(Stored data)
## Start
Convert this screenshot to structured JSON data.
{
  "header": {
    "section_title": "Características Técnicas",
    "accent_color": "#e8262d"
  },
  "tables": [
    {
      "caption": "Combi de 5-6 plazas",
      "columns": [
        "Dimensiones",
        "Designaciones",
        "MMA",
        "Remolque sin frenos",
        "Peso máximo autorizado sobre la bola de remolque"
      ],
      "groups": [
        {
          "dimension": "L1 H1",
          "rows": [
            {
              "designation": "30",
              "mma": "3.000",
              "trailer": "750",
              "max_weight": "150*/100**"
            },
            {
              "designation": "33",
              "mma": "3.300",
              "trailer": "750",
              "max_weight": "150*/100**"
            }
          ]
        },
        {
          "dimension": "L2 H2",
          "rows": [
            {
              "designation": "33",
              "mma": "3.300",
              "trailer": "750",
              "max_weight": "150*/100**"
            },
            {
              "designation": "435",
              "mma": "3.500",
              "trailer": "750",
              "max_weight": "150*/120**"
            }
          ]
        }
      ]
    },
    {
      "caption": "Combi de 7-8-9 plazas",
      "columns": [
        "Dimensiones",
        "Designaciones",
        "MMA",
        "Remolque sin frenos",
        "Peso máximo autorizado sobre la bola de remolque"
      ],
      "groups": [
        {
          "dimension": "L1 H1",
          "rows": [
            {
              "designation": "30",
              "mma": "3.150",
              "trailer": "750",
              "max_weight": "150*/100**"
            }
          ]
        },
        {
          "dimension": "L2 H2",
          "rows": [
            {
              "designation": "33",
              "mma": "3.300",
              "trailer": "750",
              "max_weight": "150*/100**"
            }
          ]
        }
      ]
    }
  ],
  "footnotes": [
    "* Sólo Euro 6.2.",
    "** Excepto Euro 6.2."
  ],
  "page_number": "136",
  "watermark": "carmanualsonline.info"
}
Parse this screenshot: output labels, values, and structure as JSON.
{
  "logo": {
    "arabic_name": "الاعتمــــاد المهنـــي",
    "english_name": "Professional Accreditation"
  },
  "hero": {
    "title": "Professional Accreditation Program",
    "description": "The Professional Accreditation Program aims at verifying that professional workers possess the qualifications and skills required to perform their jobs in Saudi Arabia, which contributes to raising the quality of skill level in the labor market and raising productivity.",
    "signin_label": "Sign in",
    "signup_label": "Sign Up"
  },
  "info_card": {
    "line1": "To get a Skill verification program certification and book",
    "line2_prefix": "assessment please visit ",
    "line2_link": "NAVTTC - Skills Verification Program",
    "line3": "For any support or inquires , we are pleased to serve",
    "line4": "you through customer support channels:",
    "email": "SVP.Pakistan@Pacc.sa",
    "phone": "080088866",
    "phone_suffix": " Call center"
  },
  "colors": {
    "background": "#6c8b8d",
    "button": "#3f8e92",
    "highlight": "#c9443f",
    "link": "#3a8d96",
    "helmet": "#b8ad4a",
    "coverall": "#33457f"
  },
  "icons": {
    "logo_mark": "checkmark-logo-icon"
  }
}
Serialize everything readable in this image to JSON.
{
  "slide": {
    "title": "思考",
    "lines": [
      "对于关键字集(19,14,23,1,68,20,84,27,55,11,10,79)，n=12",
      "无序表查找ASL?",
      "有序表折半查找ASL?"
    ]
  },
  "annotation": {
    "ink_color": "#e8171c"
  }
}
## End
## Your goal:
Everything from the line with "Serialize everything readable" to the end of the listing above needs to be duplicated exactly, both end lines included, with nothing more.

## Task answer:
Serialize everything readable in this image to JSON.
{
  "slide": {
    "title": "思考",
    "lines": [
      "对于关键字集(19,14,23,1,68,20,84,27,55,11,10,79)，n=12",
      "无序表查找ASL?",
      "有序表折半查找ASL?"
    ]
  },
  "annotation": {
    "ink_color": "#e8171c"
  }
}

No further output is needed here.